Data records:
+--

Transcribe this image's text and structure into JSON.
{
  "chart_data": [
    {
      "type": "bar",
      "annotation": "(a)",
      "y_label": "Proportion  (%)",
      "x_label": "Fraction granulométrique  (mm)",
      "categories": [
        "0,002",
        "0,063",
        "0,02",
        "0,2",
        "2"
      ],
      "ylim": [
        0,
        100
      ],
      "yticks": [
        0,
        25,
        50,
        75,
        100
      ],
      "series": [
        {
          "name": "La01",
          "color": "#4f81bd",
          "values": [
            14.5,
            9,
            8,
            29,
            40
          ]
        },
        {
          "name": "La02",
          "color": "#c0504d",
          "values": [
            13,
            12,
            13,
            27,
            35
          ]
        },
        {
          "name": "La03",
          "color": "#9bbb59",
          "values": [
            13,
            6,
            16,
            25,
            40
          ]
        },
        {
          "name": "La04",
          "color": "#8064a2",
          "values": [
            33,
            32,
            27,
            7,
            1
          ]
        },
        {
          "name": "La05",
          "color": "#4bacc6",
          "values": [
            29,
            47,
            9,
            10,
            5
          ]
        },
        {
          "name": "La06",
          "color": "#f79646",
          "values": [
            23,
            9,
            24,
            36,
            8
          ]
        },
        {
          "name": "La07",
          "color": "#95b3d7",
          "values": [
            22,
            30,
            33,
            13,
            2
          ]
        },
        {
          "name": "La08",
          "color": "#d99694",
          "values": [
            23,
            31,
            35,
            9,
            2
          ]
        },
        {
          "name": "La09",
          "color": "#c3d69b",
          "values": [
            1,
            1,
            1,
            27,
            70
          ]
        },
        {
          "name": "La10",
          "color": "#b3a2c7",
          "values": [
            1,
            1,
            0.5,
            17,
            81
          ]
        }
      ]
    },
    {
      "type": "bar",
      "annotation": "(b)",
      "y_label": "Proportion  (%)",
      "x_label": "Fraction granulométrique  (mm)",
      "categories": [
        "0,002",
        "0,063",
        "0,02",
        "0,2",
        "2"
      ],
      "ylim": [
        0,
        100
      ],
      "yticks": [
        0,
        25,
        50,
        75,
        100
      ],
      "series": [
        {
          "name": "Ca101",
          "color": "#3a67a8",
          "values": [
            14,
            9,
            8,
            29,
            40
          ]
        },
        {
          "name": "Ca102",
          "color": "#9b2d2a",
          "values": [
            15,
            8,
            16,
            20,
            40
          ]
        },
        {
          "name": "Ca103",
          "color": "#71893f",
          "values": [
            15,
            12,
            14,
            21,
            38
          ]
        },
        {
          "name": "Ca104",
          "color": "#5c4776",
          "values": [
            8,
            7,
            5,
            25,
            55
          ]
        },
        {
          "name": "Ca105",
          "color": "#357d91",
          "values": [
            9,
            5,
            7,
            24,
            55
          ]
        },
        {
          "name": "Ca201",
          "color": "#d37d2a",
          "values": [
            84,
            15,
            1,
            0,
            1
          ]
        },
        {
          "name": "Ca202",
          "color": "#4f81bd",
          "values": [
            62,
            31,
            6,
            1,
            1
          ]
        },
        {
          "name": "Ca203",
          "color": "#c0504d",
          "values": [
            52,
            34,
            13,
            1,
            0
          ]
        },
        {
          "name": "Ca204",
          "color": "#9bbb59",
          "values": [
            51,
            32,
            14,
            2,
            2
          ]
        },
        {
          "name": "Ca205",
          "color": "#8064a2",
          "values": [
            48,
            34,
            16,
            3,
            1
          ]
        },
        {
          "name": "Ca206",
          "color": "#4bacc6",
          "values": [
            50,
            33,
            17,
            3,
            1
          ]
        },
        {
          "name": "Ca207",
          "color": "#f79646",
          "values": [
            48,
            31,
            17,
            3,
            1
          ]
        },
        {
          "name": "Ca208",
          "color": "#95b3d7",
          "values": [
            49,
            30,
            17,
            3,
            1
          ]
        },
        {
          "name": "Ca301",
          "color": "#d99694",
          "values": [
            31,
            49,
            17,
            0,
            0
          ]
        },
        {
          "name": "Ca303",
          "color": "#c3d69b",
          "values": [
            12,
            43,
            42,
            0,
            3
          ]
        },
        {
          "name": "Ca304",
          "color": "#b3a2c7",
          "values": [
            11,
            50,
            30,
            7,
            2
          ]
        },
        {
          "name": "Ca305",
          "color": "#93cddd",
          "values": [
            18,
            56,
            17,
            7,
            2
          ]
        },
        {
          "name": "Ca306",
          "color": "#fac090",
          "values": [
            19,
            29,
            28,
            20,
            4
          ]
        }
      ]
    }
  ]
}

+--

> **Goal of the exercise**
Each line in the material above must be retyped without alteration.

> **The solution**
Transcribe this image's text and structure into JSON.
{
  "chart_data": [
    {
      "type": "bar",
      "annotation": "(a)",
      "y_label": "Proportion  (%)",
      "x_label": "Fraction granulométrique  (mm)",
      "categories": [
        "0,002",
        "0,063",
        "0,02",
        "0,2",
        "2"
      ],
      "ylim": [
        0,
        100
      ],
      "yticks": [
        0,
        25,
        50,
        75,
        100
      ],
      "series": [
        {
          "name": "La01",
          "color": "#4f81bd",
          "values": [
            14.5,
            9,
            8,
            29,
            40
          ]
        },
        {
          "name": "La02",
          "color": "#c0504d",
          "values": [
            13,
            12,
            13,
            27,
            35
          ]
        },
        {
          "name": "La03",
          "color": "#9bbb59",
          "values": [
            13,
            6,
            16,
            25,
            40
          ]
        },
        {
          "name": "La04",
          "color": "#8064a2",
          "values": [
            33,
            32,
            27,
            7,
            1
          ]
        },
        {
          "name": "La05",
          "color": "#4bacc6",
          "values": [
            29,
            47,
            9,
            10,
            5
          ]
        },
        {
          "name": "La06",
          "color": "#f79646",
          "values": [
            23,
            9,
            24,
            36,
            8
          ]
        },
        {
          "name": "La07",
          "color": "#95b3d7",
          "values": [
            22,
            30,
            33,
            13,
            2
          ]
        },
        {
          "name": "La08",
          "color": "#d99694",
          "values": [
            23,
            31,
            35,
            9,
            2
          ]
        },
        {
          "name": "La09",
          "color": "#c3d69b",
          "values": [
            1,
            1,
            1,
            27,
            70
          ]
        },
        {
          "name": "La10",
          "color": "#b3a2c7",
          "values": [
            1,
            1,
            0.5,
            17,
            81
          ]
        }
      ]
    },
    {
      "type": "bar",
      "annotation": "(b)",
      "y_label": "Proportion  (%)",
      "x_label": "Fraction granulométrique  (mm)",
      "categories": [
        "0,002",
        "0,063",
        "0,02",
        "0,2",
        "2"
      ],
      "ylim": [
        0,
        100
      ],
      "yticks": [
        0,
        25,
        50,
        75,
        100
      ],
      "series": [
        {
          "name": "Ca101",
          "color": "#3a67a8",
          "values": [
            14,
            9,
            8,
            29,
            40
          ]
        },
        {
          "name": "Ca102",
          "color": "#9b2d2a",
          "values": [
            15,
            8,
            16,
            20,
            40
          ]
        },
        {
          "name": "Ca103",
          "color": "#71893f",
          "values": [
            15,
            12,
            14,
            21,
            38
          ]
        },
        {
          "name": "Ca104",
          "color": "#5c4776",
          "values": [
            8,
            7,
            5,
            25,
            55
          ]
        },
        {
          "name": "Ca105",
          "color": "#357d91",
          "values": [
            9,
            5,
            7,
            24,
            55
          ]
        },
        {
          "name": "Ca201",
          "color": "#d37d2a",
          "values": [
            84,
            15,
            1,
            0,
            1
          ]
        },
        {
          "name": "Ca202",
          "color": "#4f81bd",
          "values": [
            62,
            31,
            6,
            1,
            1
          ]
        },
        {
          "name": "Ca203",
          "color": "#c0504d",
          "values": [
            52,
            34,
            13,
            1,
            0
          ]
        },
        {
          "name": "Ca204",
          "color": "#9bbb59",
          "values": [
            51,
            32,
            14,
            2,
            2
          ]
        },
        {
          "name": "Ca205",
          "color": "#8064a2",
          "values": [
            48,
            34,
            16,
            3,
            1
          ]
        },
        {
          "name": "Ca206",
          "color": "#4bacc6",
          "values": [
            50,
            33,
            17,
            3,
            1
          ]
        },
        {
          "name": "Ca207",
          "color": "#f79646",
          "values": [
            48,
            31,
            17,
            3,
            1
          ]
        },
        {
          "name": "Ca208",
          "color": "#95b3d7",
          "values": [
            49,
            30,
            17,
            3,
            1
          ]
        },
        {
          "name": "Ca301",
          "color": "#d99694",
          "values": [
            31,
            49,
            17,
            0,
            0
          ]
        },
        {
          "name": "Ca303",
          "color": "#c3d69b",
          "values": [
            12,
            43,
            42,
            0,
            3
          ]
        },
        {
          "name": "Ca304",
          "color": "#b3a2c7",
          "values": [
            11,
            50,
            30,
            7,
            2
          ]
        },
        {
          "name": "Ca305",
          "color": "#93cddd",
          "values": [
            18,
            56,
            17,
            7,
            2
          ]
        },
        {
          "name": "Ca306",
          "color": "#fac090",
          "values": [
            19,
            29,
            28,
            20,
            4
          ]
        }
      ]
    }
  ]
}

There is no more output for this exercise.